----- EXCERPTED RECORDS

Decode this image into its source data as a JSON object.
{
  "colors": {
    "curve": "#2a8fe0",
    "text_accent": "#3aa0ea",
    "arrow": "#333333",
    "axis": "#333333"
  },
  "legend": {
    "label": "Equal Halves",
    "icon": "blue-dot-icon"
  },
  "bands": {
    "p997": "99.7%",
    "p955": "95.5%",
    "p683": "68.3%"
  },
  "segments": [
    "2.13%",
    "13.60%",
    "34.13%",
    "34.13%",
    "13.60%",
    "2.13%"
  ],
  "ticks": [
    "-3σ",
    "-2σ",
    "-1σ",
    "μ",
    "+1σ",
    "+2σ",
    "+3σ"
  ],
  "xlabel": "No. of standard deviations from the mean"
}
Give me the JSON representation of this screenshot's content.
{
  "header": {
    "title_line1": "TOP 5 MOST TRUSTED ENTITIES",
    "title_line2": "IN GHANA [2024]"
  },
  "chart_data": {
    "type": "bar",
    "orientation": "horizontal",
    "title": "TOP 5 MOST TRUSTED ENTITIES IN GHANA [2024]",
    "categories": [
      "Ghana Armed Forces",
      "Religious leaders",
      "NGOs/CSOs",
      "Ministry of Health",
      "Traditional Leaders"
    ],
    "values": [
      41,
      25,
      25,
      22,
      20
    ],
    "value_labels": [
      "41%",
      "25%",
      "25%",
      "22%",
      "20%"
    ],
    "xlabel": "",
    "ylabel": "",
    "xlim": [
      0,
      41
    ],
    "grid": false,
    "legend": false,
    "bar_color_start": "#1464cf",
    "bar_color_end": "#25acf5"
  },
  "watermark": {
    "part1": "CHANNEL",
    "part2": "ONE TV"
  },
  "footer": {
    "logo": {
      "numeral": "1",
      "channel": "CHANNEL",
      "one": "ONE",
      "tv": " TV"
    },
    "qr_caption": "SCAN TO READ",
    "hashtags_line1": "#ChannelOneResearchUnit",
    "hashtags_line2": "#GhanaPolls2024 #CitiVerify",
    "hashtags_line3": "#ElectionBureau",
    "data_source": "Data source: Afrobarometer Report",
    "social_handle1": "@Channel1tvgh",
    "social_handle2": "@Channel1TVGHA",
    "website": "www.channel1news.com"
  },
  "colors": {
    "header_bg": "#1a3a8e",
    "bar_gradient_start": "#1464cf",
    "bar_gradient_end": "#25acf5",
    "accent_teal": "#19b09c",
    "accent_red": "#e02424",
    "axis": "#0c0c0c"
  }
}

----------

Show all lines from the records above where the word "xlabel" occurs.

EXERCISE RESPONSE:
  "xlabel": "No. of standard deviations from the mean"
    "xlabel": "",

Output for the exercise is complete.